Entries with figure data:
□ □ □ □ □
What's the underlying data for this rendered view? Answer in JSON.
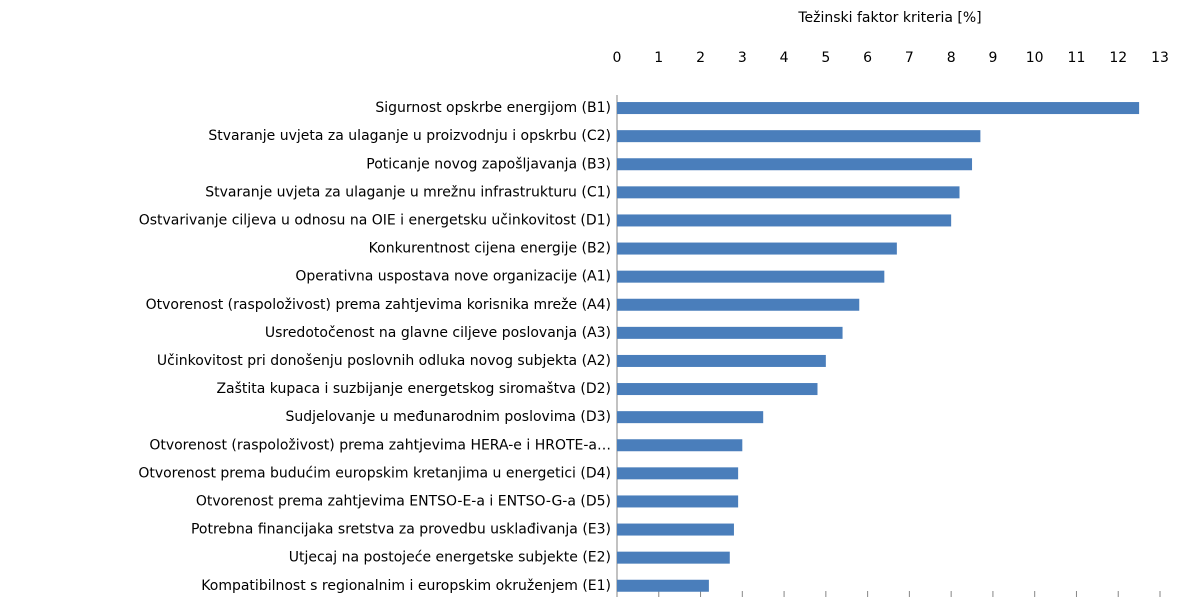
{
  "chart_data": {
    "type": "barh",
    "xlabel": "Težinski faktor kriteria [%]",
    "categories": [
      "Sigurnost opskrbe energijom (B1)",
      "Stvaranje uvjeta za ulaganje u proizvodnju i opskrbu (C2)",
      "Poticanje novog zapošljavanja (B3)",
      "Stvaranje uvjeta  za ulaganje u mrežnu infrastrukturu (C1)",
      "Ostvarivanje ciljeva u odnosu na OIE i energetsku učinkovitost (D1)",
      "Konkurentnost cijena energije (B2)",
      "Operativna uspostava nove organizacije (A1)",
      "Otvorenost (raspoloživost) prema zahtjevima korisnika mreže (A4)",
      "Usredotočenost na glavne ciljeve poslovanja (A3)",
      "Učinkovitost pri donošenju poslovnih odluka novog subjekta (A2)",
      "Zaštita kupaca i suzbijanje energetskog siromaštva (D2)",
      "Sudjelovanje u međunarodnim  poslovima (D3)",
      "Otvorenost (raspoloživost) prema zahtjevima HERA-e i HROTE-a…",
      "Otvorenost prema budućim europskim kretanjima u energetici (D4)",
      "Otvorenost prema zahtjevima ENTSO-E-a i ENTSO-G-a (D5)",
      "Potrebna financijaka sretstva za provedbu usklađivanja (E3)",
      "Utjecaj na postojeće energetske subjekte (E2)",
      "Kompatibilnost s regionalnim  i europskim okruženjem (E1)"
    ],
    "values": [
      12.5,
      8.7,
      8.5,
      8.2,
      8.0,
      6.7,
      6.4,
      5.8,
      5.4,
      5.0,
      4.8,
      3.5,
      3.0,
      2.9,
      2.9,
      2.8,
      2.7,
      2.2
    ],
    "color": "#4a7ebb",
    "xlim": [
      0,
      13
    ],
    "xticks": [
      0,
      1,
      2,
      3,
      4,
      5,
      6,
      7,
      8,
      9,
      10,
      11,
      12,
      13
    ],
    "grid": false
  }
}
□ □ □ □ □
## Written instruction
Omit the pictures and reproduce the listing exactly.

## Answer to this exercise
What's the underlying data for this rendered view? Answer in JSON.
{
  "chart_data": {
    "type": "barh",
    "xlabel": "Težinski faktor kriteria [%]",
    "categories": [
      "Sigurnost opskrbe energijom (B1)",
      "Stvaranje uvjeta za ulaganje u proizvodnju i opskrbu (C2)",
      "Poticanje novog zapošljavanja (B3)",
      "Stvaranje uvjeta  za ulaganje u mrežnu infrastrukturu (C1)",
      "Ostvarivanje ciljeva u odnosu na OIE i energetsku učinkovitost (D1)",
      "Konkurentnost cijena energije (B2)",
      "Operativna uspostava nove organizacije (A1)",
      "Otvorenost (raspoloživost) prema zahtjevima korisnika mreže (A4)",
      "Usredotočenost na glavne ciljeve poslovanja (A3)",
      "Učinkovitost pri donošenju poslovnih odluka novog subjekta (A2)",
      "Zaštita kupaca i suzbijanje energetskog siromaštva (D2)",
      "Sudjelovanje u međunarodnim  poslovima (D3)",
      "Otvorenost (raspoloživost) prema zahtjevima HERA-e i HROTE-a…",
      "Otvorenost prema budućim europskim kretanjima u energetici (D4)",
      "Otvorenost prema zahtjevima ENTSO-E-a i ENTSO-G-a (D5)",
      "Potrebna financijaka sretstva za provedbu usklađivanja (E3)",
      "Utjecaj na postojeće energetske subjekte (E2)",
      "Kompatibilnost s regionalnim  i europskim okruženjem (E1)"
    ],
    "values": [
      12.5,
      8.7,
      8.5,
      8.2,
      8.0,
      6.7,
      6.4,
      5.8,
      5.4,
      5.0,
      4.8,
      3.5,
      3.0,
      2.9,
      2.9,
      2.8,
      2.7,
      2.2
    ],
    "color": "#4a7ebb",
    "xlim": [
      0,
      13
    ],
    "xticks": [
      0,
      1,
      2,
      3,
      4,
      5,
      6,
      7,
      8,
      9,
      10,
      11,
      12,
      13
    ],
    "grid": false
  }
}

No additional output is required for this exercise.